Extracted data
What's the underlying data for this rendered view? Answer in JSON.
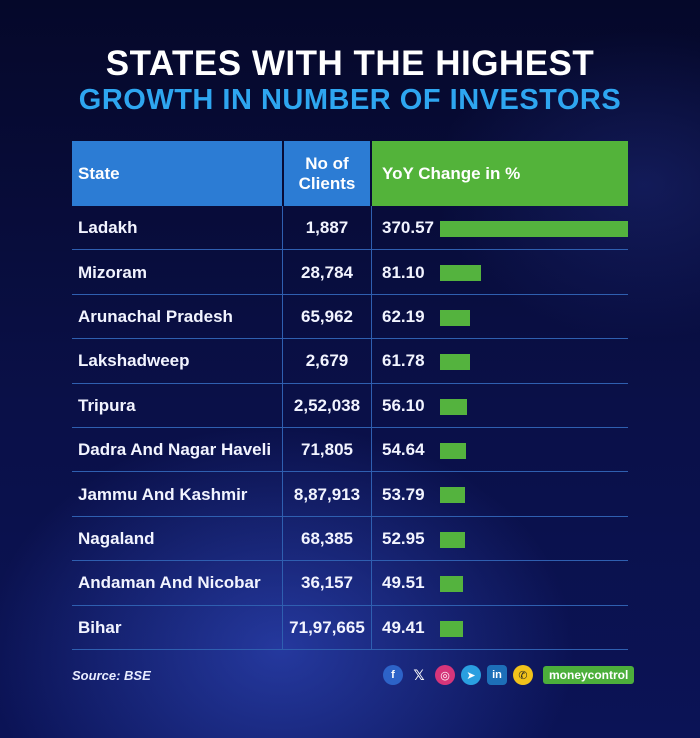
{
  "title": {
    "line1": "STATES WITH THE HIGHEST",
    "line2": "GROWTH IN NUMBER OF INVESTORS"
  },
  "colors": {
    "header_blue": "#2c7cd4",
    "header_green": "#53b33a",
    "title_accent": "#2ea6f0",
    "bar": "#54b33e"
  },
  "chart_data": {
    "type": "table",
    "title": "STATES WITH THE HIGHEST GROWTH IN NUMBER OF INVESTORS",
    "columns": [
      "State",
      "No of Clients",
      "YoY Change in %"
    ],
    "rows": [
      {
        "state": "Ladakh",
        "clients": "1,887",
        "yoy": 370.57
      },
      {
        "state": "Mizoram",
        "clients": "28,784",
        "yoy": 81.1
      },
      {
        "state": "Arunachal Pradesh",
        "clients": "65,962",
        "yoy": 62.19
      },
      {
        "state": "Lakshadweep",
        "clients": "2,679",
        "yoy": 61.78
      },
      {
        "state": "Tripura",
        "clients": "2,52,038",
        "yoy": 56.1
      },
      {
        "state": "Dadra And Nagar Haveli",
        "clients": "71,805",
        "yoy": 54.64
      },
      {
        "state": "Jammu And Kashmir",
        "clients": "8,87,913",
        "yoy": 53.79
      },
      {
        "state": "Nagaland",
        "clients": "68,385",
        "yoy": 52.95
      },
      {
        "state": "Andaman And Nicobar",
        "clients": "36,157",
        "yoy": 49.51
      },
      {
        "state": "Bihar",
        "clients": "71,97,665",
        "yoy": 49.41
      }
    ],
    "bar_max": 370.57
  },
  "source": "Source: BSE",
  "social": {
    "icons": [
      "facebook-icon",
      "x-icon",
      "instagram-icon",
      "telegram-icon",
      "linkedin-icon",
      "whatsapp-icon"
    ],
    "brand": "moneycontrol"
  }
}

* * *

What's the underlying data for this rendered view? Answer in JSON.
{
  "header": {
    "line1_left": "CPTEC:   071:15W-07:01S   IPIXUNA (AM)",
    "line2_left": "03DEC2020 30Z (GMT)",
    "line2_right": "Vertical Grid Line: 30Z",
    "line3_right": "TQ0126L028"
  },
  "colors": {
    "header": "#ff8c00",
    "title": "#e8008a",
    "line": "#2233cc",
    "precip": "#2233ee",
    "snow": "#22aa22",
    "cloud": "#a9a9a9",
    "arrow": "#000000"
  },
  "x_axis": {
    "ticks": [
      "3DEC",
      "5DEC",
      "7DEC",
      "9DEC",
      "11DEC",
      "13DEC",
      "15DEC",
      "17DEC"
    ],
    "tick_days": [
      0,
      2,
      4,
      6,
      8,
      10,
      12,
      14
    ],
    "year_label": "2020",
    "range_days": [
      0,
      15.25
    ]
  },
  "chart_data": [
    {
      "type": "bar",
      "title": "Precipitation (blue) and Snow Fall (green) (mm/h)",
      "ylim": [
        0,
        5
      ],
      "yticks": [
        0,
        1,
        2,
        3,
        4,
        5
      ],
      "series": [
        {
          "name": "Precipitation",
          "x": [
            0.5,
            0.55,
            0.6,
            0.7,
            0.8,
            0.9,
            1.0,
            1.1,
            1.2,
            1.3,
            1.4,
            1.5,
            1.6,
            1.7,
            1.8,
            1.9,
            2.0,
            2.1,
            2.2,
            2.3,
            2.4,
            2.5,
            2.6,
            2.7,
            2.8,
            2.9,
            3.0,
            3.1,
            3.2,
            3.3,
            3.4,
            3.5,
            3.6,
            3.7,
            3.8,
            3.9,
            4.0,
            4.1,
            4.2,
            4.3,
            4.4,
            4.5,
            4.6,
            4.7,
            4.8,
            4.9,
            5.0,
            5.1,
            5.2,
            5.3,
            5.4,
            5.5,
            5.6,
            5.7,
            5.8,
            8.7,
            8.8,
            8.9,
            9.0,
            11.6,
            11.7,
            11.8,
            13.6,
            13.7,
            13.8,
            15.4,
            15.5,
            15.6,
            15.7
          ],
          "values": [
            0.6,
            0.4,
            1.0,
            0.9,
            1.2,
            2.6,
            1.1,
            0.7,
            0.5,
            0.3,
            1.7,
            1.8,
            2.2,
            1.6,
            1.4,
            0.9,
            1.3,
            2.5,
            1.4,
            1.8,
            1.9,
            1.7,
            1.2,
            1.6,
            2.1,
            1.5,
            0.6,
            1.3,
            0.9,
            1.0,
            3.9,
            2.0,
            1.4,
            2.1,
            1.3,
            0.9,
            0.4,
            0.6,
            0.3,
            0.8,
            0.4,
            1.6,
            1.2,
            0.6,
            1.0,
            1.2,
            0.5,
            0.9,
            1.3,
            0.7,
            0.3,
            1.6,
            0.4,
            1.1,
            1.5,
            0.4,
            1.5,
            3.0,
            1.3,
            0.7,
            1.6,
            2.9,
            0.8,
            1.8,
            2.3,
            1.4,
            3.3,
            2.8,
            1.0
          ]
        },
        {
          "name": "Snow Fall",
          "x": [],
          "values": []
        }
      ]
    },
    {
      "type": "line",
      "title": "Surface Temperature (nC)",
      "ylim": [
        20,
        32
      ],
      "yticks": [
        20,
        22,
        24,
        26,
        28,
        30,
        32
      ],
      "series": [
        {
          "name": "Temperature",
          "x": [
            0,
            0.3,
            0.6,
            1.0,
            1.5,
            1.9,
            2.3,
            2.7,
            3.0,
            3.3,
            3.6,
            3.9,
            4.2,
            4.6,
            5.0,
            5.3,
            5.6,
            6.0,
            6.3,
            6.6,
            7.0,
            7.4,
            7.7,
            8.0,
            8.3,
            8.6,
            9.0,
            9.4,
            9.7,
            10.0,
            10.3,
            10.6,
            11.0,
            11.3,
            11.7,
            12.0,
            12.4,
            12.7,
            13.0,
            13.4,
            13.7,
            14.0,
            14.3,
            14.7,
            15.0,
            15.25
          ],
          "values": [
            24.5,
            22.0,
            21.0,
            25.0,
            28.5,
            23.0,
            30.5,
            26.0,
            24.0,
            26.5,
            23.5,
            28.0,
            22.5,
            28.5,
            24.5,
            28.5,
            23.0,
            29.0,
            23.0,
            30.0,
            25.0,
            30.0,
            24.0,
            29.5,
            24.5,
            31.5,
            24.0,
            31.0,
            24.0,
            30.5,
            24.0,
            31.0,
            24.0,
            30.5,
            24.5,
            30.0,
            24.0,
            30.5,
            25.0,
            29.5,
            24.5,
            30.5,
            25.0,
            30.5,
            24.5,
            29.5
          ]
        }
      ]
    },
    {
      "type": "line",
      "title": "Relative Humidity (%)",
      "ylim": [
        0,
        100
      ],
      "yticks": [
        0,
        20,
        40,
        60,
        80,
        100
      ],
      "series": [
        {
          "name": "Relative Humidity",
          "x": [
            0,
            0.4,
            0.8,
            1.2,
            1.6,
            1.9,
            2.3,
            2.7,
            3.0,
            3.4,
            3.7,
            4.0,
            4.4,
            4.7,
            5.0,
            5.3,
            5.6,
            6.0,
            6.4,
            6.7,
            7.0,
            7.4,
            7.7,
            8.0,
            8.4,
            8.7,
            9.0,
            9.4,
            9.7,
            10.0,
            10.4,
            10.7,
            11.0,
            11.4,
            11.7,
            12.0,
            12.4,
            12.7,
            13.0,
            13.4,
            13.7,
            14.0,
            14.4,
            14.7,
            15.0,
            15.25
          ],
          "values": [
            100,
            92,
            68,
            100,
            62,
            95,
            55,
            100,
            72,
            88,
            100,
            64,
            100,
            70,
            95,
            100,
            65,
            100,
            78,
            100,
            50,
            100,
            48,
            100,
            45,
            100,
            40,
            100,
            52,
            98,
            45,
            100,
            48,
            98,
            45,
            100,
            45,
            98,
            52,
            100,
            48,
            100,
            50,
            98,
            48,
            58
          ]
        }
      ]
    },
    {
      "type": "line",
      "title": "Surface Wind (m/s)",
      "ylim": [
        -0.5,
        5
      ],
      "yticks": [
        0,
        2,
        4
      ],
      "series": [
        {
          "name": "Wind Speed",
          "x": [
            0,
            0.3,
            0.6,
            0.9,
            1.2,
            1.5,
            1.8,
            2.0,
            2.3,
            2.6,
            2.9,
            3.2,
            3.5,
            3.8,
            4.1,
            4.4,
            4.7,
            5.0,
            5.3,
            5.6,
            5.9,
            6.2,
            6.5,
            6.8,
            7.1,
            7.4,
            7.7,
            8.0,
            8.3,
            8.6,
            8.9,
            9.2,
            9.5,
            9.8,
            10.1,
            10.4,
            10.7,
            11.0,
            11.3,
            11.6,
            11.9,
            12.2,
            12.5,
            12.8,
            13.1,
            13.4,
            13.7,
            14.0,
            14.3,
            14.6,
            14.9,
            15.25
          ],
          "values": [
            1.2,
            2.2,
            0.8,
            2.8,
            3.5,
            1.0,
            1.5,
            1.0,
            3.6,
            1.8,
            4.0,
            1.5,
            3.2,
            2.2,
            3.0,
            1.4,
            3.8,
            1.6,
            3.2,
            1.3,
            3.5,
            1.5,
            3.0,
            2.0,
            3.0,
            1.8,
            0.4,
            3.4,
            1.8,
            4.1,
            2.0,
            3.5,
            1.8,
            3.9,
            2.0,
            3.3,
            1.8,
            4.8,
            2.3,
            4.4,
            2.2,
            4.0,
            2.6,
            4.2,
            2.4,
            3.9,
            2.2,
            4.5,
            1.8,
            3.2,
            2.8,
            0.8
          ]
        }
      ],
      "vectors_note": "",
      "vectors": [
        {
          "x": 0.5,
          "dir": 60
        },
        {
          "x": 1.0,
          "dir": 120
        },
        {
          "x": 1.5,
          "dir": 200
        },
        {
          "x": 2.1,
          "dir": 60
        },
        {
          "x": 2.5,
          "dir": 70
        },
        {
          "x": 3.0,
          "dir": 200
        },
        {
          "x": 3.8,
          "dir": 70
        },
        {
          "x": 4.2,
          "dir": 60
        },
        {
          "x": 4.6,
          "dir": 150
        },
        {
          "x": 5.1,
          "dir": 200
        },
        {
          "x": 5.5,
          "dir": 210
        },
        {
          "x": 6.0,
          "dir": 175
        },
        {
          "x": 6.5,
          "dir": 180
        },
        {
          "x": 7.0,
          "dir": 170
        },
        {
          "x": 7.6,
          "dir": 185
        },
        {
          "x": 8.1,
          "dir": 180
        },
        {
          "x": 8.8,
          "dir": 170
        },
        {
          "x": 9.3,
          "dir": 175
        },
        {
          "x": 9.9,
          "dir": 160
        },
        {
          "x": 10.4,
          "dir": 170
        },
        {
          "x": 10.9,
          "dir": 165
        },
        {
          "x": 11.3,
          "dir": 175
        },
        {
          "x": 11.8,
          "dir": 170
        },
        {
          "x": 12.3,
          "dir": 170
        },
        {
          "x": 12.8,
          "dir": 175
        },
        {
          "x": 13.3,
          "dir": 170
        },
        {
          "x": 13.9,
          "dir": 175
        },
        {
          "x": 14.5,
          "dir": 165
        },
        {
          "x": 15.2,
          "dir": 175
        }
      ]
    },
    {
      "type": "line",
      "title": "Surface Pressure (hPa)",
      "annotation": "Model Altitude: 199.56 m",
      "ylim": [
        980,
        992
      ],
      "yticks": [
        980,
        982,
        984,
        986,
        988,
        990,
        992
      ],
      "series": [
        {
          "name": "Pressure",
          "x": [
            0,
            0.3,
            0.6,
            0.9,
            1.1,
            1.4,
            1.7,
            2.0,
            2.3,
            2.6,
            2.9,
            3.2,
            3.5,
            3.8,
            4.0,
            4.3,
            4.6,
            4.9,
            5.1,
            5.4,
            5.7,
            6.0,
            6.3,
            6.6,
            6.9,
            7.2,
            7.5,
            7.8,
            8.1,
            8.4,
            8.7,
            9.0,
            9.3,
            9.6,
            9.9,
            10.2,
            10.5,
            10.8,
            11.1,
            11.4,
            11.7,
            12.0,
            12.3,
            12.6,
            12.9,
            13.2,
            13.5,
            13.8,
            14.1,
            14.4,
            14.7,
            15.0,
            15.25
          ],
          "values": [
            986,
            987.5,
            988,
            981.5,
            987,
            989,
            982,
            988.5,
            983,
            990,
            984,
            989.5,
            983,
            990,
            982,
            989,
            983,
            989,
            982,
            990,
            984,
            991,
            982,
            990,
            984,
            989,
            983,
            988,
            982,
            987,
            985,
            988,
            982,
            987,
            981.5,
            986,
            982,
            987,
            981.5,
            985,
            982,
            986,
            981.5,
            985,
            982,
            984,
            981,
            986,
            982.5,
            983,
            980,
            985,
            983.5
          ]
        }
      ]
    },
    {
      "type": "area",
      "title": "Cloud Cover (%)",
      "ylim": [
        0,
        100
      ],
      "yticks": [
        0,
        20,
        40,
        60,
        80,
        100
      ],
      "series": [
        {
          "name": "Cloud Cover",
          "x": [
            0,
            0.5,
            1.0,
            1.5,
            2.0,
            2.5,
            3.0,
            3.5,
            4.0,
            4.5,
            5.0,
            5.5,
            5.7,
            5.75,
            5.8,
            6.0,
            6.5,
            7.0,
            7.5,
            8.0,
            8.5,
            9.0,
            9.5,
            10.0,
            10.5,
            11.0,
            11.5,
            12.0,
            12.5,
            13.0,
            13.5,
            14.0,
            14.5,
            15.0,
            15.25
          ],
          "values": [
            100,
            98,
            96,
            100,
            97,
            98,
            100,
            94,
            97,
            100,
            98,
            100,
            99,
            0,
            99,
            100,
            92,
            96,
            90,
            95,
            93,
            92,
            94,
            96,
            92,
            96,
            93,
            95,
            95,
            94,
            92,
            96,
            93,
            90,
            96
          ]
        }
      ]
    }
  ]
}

Stated problem
Report only how many lines in the records contain the word "Precipitation".

Solution for this exercise
2